A run of records:
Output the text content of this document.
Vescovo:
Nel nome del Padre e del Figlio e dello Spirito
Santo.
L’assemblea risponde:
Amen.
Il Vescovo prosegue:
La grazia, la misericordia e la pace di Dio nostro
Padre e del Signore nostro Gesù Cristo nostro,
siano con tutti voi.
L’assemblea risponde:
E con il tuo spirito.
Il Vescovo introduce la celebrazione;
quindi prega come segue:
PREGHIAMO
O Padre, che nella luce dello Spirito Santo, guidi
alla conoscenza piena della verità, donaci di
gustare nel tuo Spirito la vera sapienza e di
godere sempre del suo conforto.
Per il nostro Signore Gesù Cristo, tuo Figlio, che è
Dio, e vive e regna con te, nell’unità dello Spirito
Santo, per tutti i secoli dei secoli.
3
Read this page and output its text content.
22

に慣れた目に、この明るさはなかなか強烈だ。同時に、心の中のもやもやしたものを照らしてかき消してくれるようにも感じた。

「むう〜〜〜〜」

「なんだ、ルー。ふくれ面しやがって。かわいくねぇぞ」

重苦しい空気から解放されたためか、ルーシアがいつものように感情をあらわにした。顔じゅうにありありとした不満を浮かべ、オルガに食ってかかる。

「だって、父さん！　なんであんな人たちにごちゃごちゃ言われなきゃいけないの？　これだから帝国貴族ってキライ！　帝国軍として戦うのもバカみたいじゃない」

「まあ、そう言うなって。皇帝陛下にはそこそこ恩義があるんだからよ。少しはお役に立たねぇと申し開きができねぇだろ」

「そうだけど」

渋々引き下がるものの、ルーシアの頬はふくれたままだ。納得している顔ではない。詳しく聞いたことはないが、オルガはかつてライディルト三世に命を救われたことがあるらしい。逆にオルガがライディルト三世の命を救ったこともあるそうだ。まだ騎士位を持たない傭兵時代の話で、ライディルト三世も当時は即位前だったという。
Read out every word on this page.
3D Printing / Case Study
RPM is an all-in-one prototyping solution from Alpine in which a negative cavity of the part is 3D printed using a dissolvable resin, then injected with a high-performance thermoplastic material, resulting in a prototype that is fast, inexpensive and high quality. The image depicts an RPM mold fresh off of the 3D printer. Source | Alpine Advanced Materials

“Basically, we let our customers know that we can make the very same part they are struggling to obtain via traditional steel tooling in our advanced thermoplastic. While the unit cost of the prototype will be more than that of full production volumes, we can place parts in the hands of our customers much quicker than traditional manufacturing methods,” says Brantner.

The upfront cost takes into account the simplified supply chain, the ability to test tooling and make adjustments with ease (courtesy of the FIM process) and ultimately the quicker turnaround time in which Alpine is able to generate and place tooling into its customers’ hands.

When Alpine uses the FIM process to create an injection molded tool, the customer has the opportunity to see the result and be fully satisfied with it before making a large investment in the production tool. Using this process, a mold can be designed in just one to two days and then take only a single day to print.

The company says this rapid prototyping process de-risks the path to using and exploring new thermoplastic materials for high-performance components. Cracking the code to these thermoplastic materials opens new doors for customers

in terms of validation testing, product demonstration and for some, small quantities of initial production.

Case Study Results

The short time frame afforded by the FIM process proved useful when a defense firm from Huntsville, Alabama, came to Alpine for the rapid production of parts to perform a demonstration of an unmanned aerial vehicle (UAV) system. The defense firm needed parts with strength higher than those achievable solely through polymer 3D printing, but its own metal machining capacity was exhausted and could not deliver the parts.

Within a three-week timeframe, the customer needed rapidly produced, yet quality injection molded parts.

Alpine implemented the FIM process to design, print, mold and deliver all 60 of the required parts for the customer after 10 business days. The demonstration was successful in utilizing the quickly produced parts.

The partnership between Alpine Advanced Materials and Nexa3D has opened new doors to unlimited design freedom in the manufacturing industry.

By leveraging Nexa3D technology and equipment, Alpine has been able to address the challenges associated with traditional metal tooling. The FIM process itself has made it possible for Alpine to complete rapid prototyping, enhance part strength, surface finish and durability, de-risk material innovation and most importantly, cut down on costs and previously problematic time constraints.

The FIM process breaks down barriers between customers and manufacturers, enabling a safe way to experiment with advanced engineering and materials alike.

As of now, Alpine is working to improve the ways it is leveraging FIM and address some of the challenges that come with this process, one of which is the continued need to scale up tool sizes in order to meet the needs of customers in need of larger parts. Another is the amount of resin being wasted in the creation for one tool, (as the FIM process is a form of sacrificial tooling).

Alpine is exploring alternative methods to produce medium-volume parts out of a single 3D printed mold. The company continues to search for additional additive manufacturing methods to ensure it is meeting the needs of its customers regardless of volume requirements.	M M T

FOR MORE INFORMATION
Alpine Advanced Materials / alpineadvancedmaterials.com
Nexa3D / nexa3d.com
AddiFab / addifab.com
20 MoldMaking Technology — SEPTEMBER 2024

__REQUIREMENT__: Return the lines of the records that include the string "page".

__RESULT OF THIS TASK__:
Read this page and output its text content.
Read out every word on this page.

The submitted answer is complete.